**What to produce:** Output the full listing below exactly as it reads, and skip anything that is a picture.

[START Input for this task]

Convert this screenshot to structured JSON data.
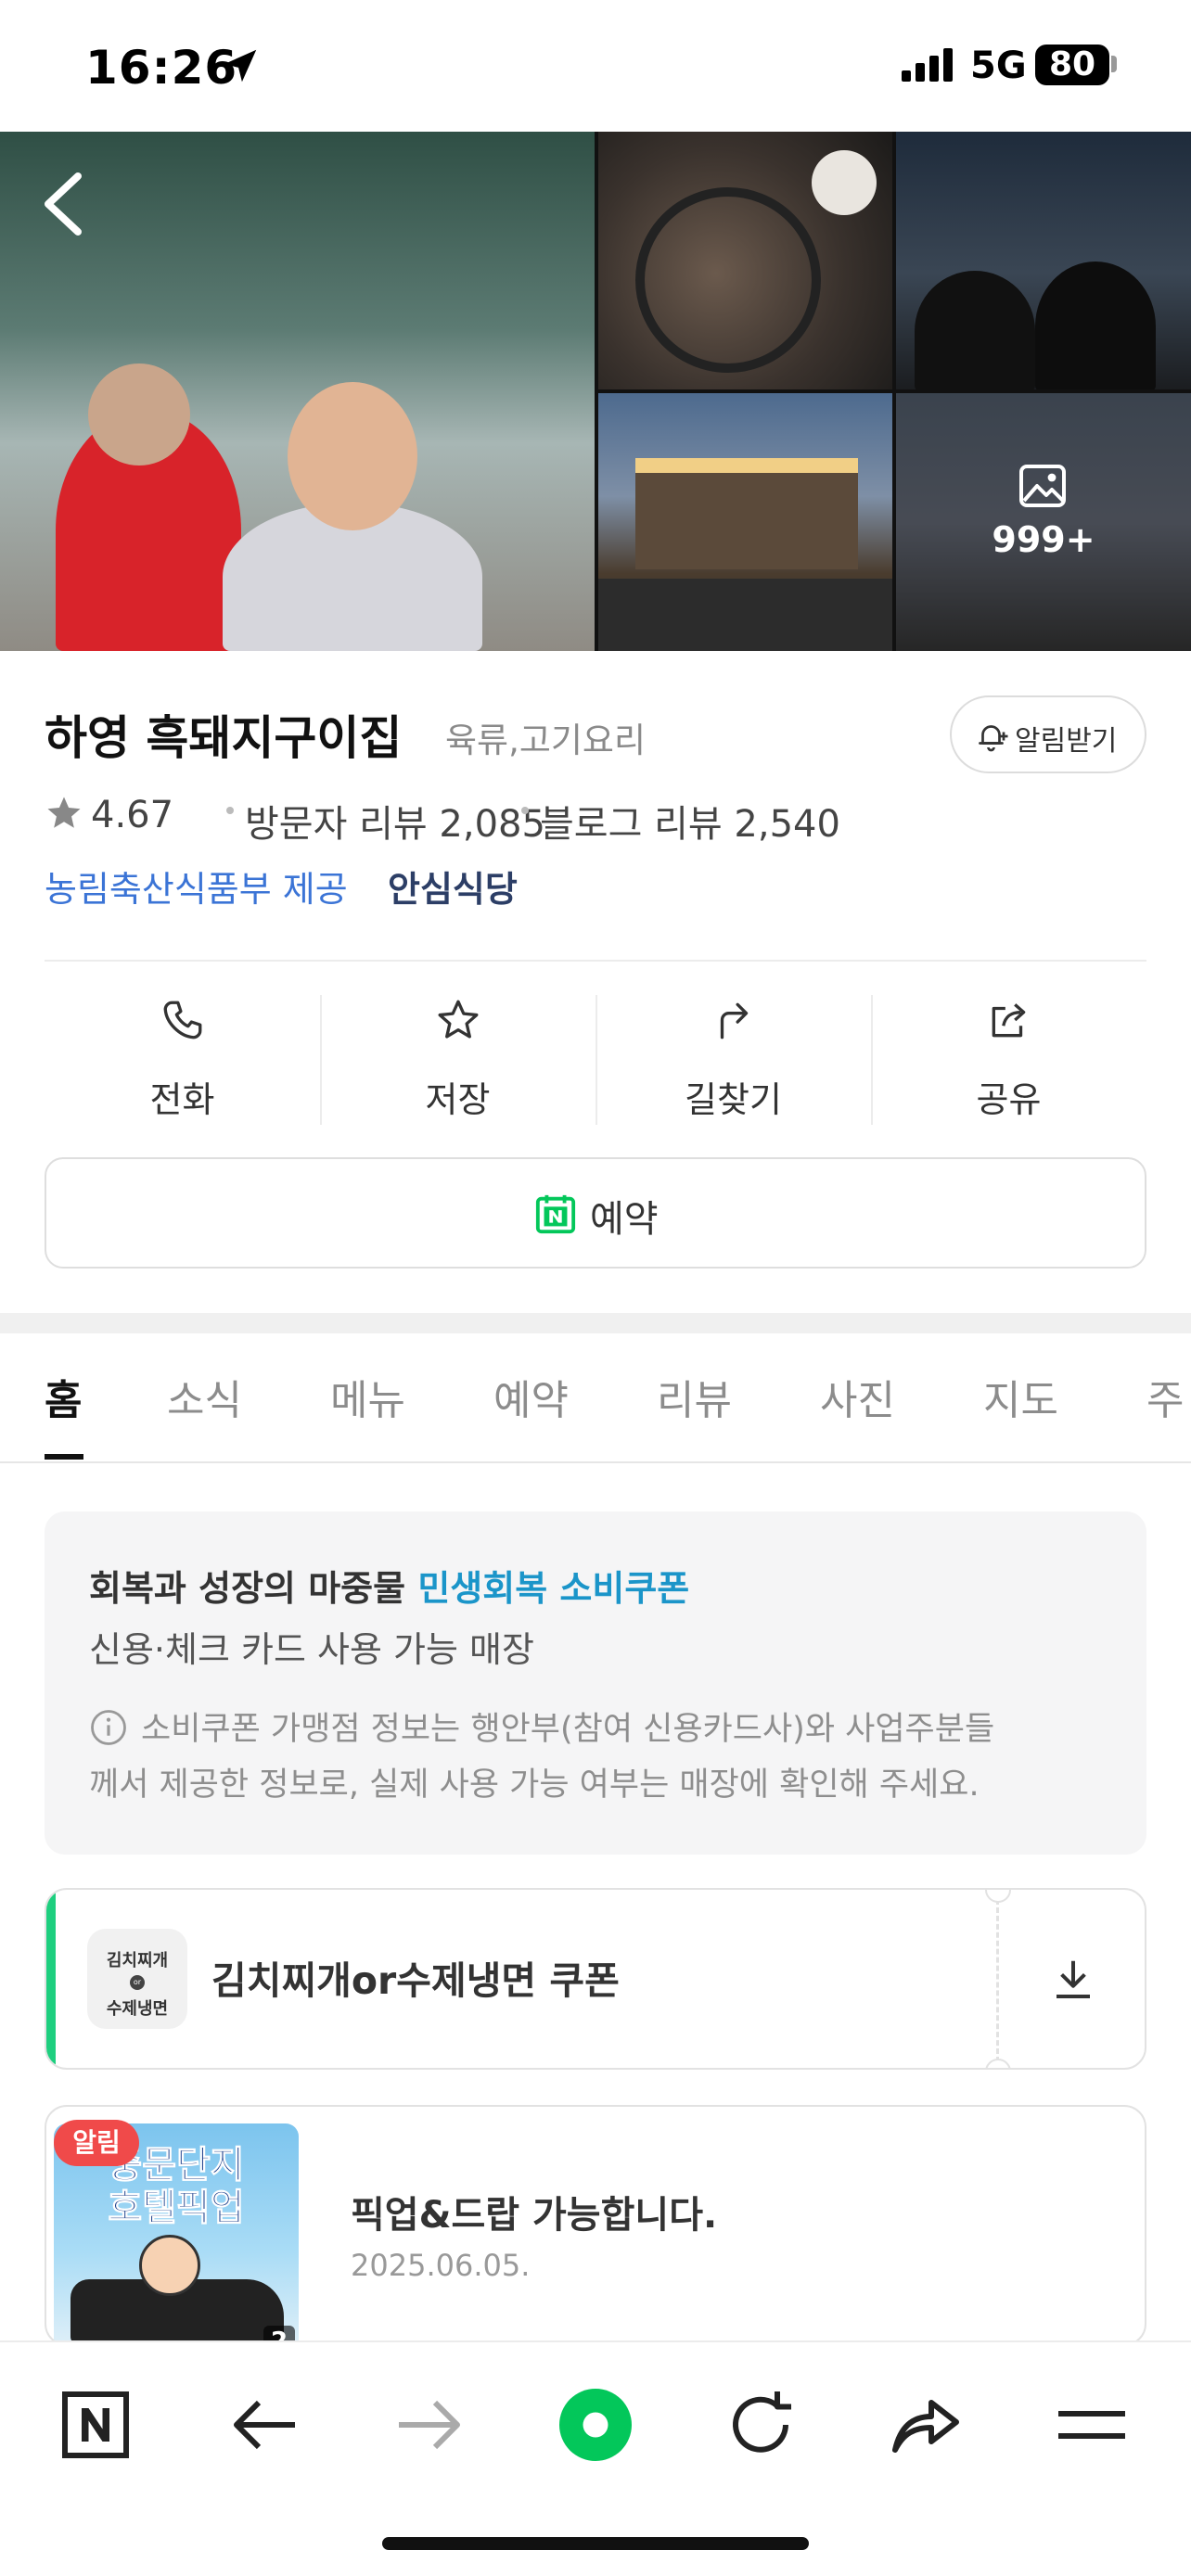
{
  "status_bar": {
    "time": "16:26",
    "network": "5G",
    "battery": "80"
  },
  "photos": {
    "more_count": "999+",
    "profile_badge": "my"
  },
  "place": {
    "name": "하영 흑돼지구이집",
    "category": "육류,고기요리",
    "alarm_label": "알림받기",
    "rating": "4.67",
    "visitor_reviews": "방문자 리뷰 2,085",
    "blog_reviews": "블로그 리뷰 2,540",
    "provider": "농림축산식품부 제공",
    "safe_label": "안심식당"
  },
  "actions": [
    {
      "label": "전화",
      "icon": "phone-icon"
    },
    {
      "label": "저장",
      "icon": "star-icon"
    },
    {
      "label": "길찾기",
      "icon": "directions-icon"
    },
    {
      "label": "공유",
      "icon": "share-icon"
    }
  ],
  "reserve": {
    "label": "예약"
  },
  "tabs": [
    "홈",
    "소식",
    "메뉴",
    "예약",
    "리뷰",
    "사진",
    "지도",
    "주"
  ],
  "voucher": {
    "title_prefix": "회복과 성장의 마중물",
    "title_highlight": "민생회복 소비쿠폰",
    "subtitle": "신용·체크 카드 사용 가능 매장",
    "note_line1": "소비쿠폰 가맹점 정보는 행안부(참여 신용카드사)와 사업주분들",
    "note_line2": "께서 제공한 정보로, 실제 사용 가능 여부는 매장에 확인해 주세요."
  },
  "coupon": {
    "thumb_top": "김치찌개",
    "thumb_mid": "or",
    "thumb_bottom": "수제냉면",
    "name": "김치찌개or수제냉면 쿠폰"
  },
  "news": {
    "badge": "알림",
    "thumb_line1": "중문단지",
    "thumb_line2": "호텔픽업",
    "thumb_count": "2",
    "title": "픽업&드랍 가능합니다.",
    "date": "2025.06.05."
  },
  "colors": {
    "naver_green": "#03c75a",
    "link_blue": "#3b74d6",
    "highlight_blue": "#1b95c9",
    "badge_red": "#f04a4a"
  }
}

[END Input for this task]

**Answer to the task:**
Convert this screenshot to structured JSON data.
{
  "status_bar": {
    "time": "16:26",
    "network": "5G",
    "battery": "80"
  },
  "photos": {
    "more_count": "999+",
    "profile_badge": "my"
  },
  "place": {
    "name": "하영 흑돼지구이집",
    "category": "육류,고기요리",
    "alarm_label": "알림받기",
    "rating": "4.67",
    "visitor_reviews": "방문자 리뷰 2,085",
    "blog_reviews": "블로그 리뷰 2,540",
    "provider": "농림축산식품부 제공",
    "safe_label": "안심식당"
  },
  "actions": [
    {
      "label": "전화",
      "icon": "phone-icon"
    },
    {
      "label": "저장",
      "icon": "star-icon"
    },
    {
      "label": "길찾기",
      "icon": "directions-icon"
    },
    {
      "label": "공유",
      "icon": "share-icon"
    }
  ],
  "reserve": {
    "label": "예약"
  },
  "tabs": [
    "홈",
    "소식",
    "메뉴",
    "예약",
    "리뷰",
    "사진",
    "지도",
    "주"
  ],
  "voucher": {
    "title_prefix": "회복과 성장의 마중물",
    "title_highlight": "민생회복 소비쿠폰",
    "subtitle": "신용·체크 카드 사용 가능 매장",
    "note_line1": "소비쿠폰 가맹점 정보는 행안부(참여 신용카드사)와 사업주분들",
    "note_line2": "께서 제공한 정보로, 실제 사용 가능 여부는 매장에 확인해 주세요."
  },
  "coupon": {
    "thumb_top": "김치찌개",
    "thumb_mid": "or",
    "thumb_bottom": "수제냉면",
    "name": "김치찌개or수제냉면 쿠폰"
  },
  "news": {
    "badge": "알림",
    "thumb_line1": "중문단지",
    "thumb_line2": "호텔픽업",
    "thumb_count": "2",
    "title": "픽업&드랍 가능합니다.",
    "date": "2025.06.05."
  },
  "colors": {
    "naver_green": "#03c75a",
    "link_blue": "#3b74d6",
    "highlight_blue": "#1b95c9",
    "badge_red": "#f04a4a"
  }
}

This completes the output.